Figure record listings
:::
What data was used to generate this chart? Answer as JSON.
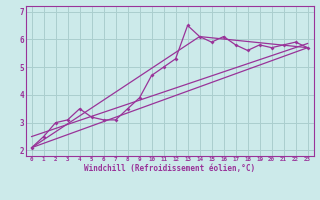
{
  "xlabel": "Windchill (Refroidissement éolien,°C)",
  "bg_color": "#cceaea",
  "grid_color": "#aacece",
  "line_color": "#993399",
  "x_ticks": [
    0,
    1,
    2,
    3,
    4,
    5,
    6,
    7,
    8,
    9,
    10,
    11,
    12,
    13,
    14,
    15,
    16,
    17,
    18,
    19,
    20,
    21,
    22,
    23
  ],
  "ylim": [
    1.8,
    7.2
  ],
  "xlim": [
    -0.5,
    23.5
  ],
  "yticks": [
    2,
    3,
    4,
    5,
    6,
    7
  ],
  "series1_x": [
    0,
    1,
    2,
    3,
    4,
    5,
    6,
    7,
    8,
    9,
    10,
    11,
    12,
    13,
    14,
    15,
    16,
    17,
    18,
    19,
    20,
    21,
    22,
    23
  ],
  "series1_y": [
    2.1,
    2.5,
    3.0,
    3.1,
    3.5,
    3.2,
    3.1,
    3.1,
    3.5,
    3.9,
    4.7,
    5.0,
    5.3,
    6.5,
    6.1,
    5.9,
    6.1,
    5.8,
    5.6,
    5.8,
    5.7,
    5.8,
    5.9,
    5.7
  ],
  "series2_x": [
    0,
    23
  ],
  "series2_y": [
    2.1,
    5.7
  ],
  "series3_x": [
    0,
    14,
    23
  ],
  "series3_y": [
    2.1,
    6.1,
    5.7
  ],
  "series4_x": [
    0,
    23
  ],
  "series4_y": [
    2.5,
    5.85
  ]
}
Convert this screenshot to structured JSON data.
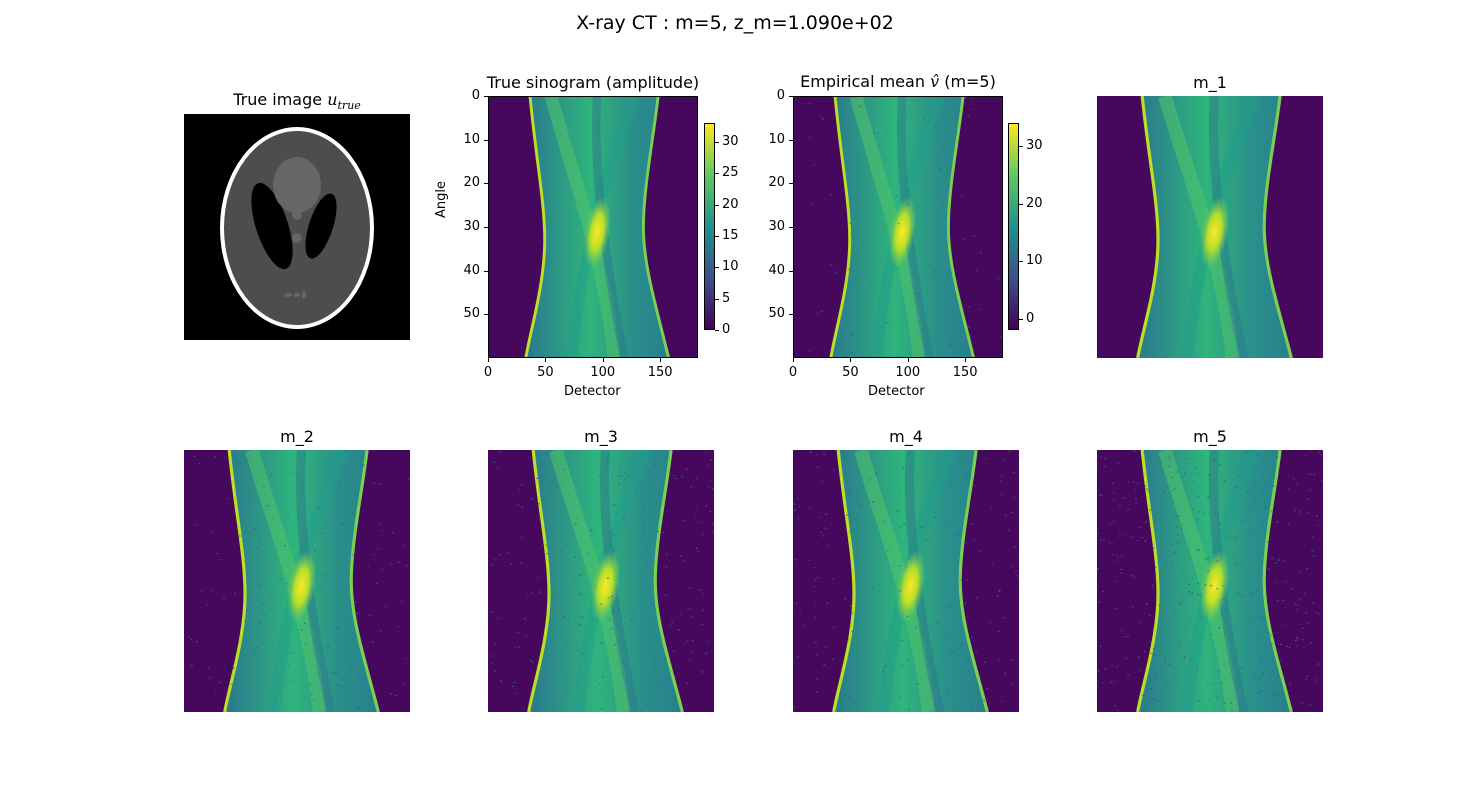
{
  "suptitle": "X-ray CT : m=5, z_m=1.090e+02",
  "colors": {
    "viridis_low": "#440154",
    "viridis_midlow": "#3b528b",
    "viridis_mid": "#21918c",
    "viridis_midhigh": "#5ec962",
    "viridis_high": "#fde725",
    "background_dark": "#46085c",
    "phantom_gray": "#4d4d4d",
    "phantom_rim": "#ffffff"
  },
  "panels": {
    "true_image": {
      "title_prefix": "True image ",
      "title_var": "u",
      "title_sub": "true"
    },
    "true_sinogram": {
      "title": "True sinogram (amplitude)",
      "xlabel": "Detector",
      "ylabel": "Angle"
    },
    "empirical_mean": {
      "title_prefix": "Empirical mean ",
      "title_var": "v̂",
      "title_suffix": " (m=5)",
      "xlabel": "Detector"
    },
    "m1": {
      "title": "m_1"
    },
    "m2": {
      "title": "m_2"
    },
    "m3": {
      "title": "m_3"
    },
    "m4": {
      "title": "m_4"
    },
    "m5": {
      "title": "m_5"
    }
  },
  "chart_data": [
    {
      "type": "heatmap",
      "name": "true_image",
      "title": "True image u_true",
      "content": "Shepp-Logan phantom"
    },
    {
      "type": "heatmap",
      "name": "true_sinogram",
      "title": "True sinogram (amplitude)",
      "xlabel": "Detector",
      "ylabel": "Angle",
      "xlim": [
        0,
        183
      ],
      "ylim": [
        60,
        0
      ],
      "xticks": [
        0,
        50,
        100,
        150
      ],
      "yticks": [
        0,
        10,
        20,
        30,
        40,
        50
      ],
      "colorbar": {
        "range": [
          0,
          33
        ],
        "ticks": [
          0,
          5,
          10,
          15,
          20,
          25,
          30
        ]
      }
    },
    {
      "type": "heatmap",
      "name": "empirical_mean",
      "title": "Empirical mean v̂ (m=5)",
      "xlabel": "Detector",
      "xlim": [
        0,
        183
      ],
      "ylim": [
        60,
        0
      ],
      "xticks": [
        0,
        50,
        100,
        150
      ],
      "yticks": [
        0,
        10,
        20,
        30,
        40,
        50
      ],
      "colorbar": {
        "range": [
          -2,
          34
        ],
        "ticks": [
          0,
          10,
          20,
          30
        ]
      }
    },
    {
      "type": "heatmap",
      "name": "m_1",
      "title": "m_1",
      "noise": 0
    },
    {
      "type": "heatmap",
      "name": "m_2",
      "title": "m_2",
      "noise": 0.05
    },
    {
      "type": "heatmap",
      "name": "m_3",
      "title": "m_3",
      "noise": 0.08
    },
    {
      "type": "heatmap",
      "name": "m_4",
      "title": "m_4",
      "noise": 0.07
    },
    {
      "type": "heatmap",
      "name": "m_5",
      "title": "m_5",
      "noise": 0.14
    }
  ]
}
:::
### [Problem]
The records above must be transcribed exactly. Pictures are left out of the copy.

### [Final result]
What data was used to generate this chart? Answer as JSON.
{
  "xlabel": "Windchill (Refroidissement éolien,°C)",
  "bg_color": "#cceaea",
  "grid_color": "#aacece",
  "line_color": "#993399",
  "x_ticks": [
    0,
    1,
    2,
    3,
    4,
    5,
    6,
    7,
    8,
    9,
    10,
    11,
    12,
    13,
    14,
    15,
    16,
    17,
    18,
    19,
    20,
    21,
    22,
    23
  ],
  "ylim": [
    1.8,
    7.2
  ],
  "xlim": [
    -0.5,
    23.5
  ],
  "yticks": [
    2,
    3,
    4,
    5,
    6,
    7
  ],
  "series1_x": [
    0,
    1,
    2,
    3,
    4,
    5,
    6,
    7,
    8,
    9,
    10,
    11,
    12,
    13,
    14,
    15,
    16,
    17,
    18,
    19,
    20,
    21,
    22,
    23
  ],
  "series1_y": [
    2.1,
    2.5,
    3.0,
    3.1,
    3.5,
    3.2,
    3.1,
    3.1,
    3.5,
    3.9,
    4.7,
    5.0,
    5.3,
    6.5,
    6.1,
    5.9,
    6.1,
    5.8,
    5.6,
    5.8,
    5.7,
    5.8,
    5.9,
    5.7
  ],
  "series2_x": [
    0,
    23
  ],
  "series2_y": [
    2.1,
    5.7
  ],
  "series3_x": [
    0,
    14,
    23
  ],
  "series3_y": [
    2.1,
    6.1,
    5.7
  ],
  "series4_x": [
    0,
    23
  ],
  "series4_y": [
    2.5,
    5.85
  ]
}
Convert this screenshot to structured JSON data.
{
  "suptitle": "X-ray CT : m=5, z_m=1.090e+02",
  "colors": {
    "viridis_low": "#440154",
    "viridis_midlow": "#3b528b",
    "viridis_mid": "#21918c",
    "viridis_midhigh": "#5ec962",
    "viridis_high": "#fde725",
    "background_dark": "#46085c",
    "phantom_gray": "#4d4d4d",
    "phantom_rim": "#ffffff"
  },
  "panels": {
    "true_image": {
      "title_prefix": "True image ",
      "title_var": "u",
      "title_sub": "true"
    },
    "true_sinogram": {
      "title": "True sinogram (amplitude)",
      "xlabel": "Detector",
      "ylabel": "Angle"
    },
    "empirical_mean": {
      "title_prefix": "Empirical mean ",
      "title_var": "v̂",
      "title_suffix": " (m=5)",
      "xlabel": "Detector"
    },
    "m1": {
      "title": "m_1"
    },
    "m2": {
      "title": "m_2"
    },
    "m3": {
      "title": "m_3"
    },
    "m4": {
      "title": "m_4"
    },
    "m5": {
      "title": "m_5"
    }
  },
  "chart_data": [
    {
      "type": "heatmap",
      "name": "true_image",
      "title": "True image u_true",
      "content": "Shepp-Logan phantom"
    },
    {
      "type": "heatmap",
      "name": "true_sinogram",
      "title": "True sinogram (amplitude)",
      "xlabel": "Detector",
      "ylabel": "Angle",
      "xlim": [
        0,
        183
      ],
      "ylim": [
        60,
        0
      ],
      "xticks": [
        0,
        50,
        100,
        150
      ],
      "yticks": [
        0,
        10,
        20,
        30,
        40,
        50
      ],
      "colorbar": {
        "range": [
          0,
          33
        ],
        "ticks": [
          0,
          5,
          10,
          15,
          20,
          25,
          30
        ]
      }
    },
    {
      "type": "heatmap",
      "name": "empirical_mean",
      "title": "Empirical mean v̂ (m=5)",
      "xlabel": "Detector",
      "xlim": [
        0,
        183
      ],
      "ylim": [
        60,
        0
      ],
      "xticks": [
        0,
        50,
        100,
        150
      ],
      "yticks": [
        0,
        10,
        20,
        30,
        40,
        50
      ],
      "colorbar": {
        "range": [
          -2,
          34
        ],
        "ticks": [
          0,
          10,
          20,
          30
        ]
      }
    },
    {
      "type": "heatmap",
      "name": "m_1",
      "title": "m_1",
      "noise": 0
    },
    {
      "type": "heatmap",
      "name": "m_2",
      "title": "m_2",
      "noise": 0.05
    },
    {
      "type": "heatmap",
      "name": "m_3",
      "title": "m_3",
      "noise": 0.08
    },
    {
      "type": "heatmap",
      "name": "m_4",
      "title": "m_4",
      "noise": 0.07
    },
    {
      "type": "heatmap",
      "name": "m_5",
      "title": "m_5",
      "noise": 0.14
    }
  ]
}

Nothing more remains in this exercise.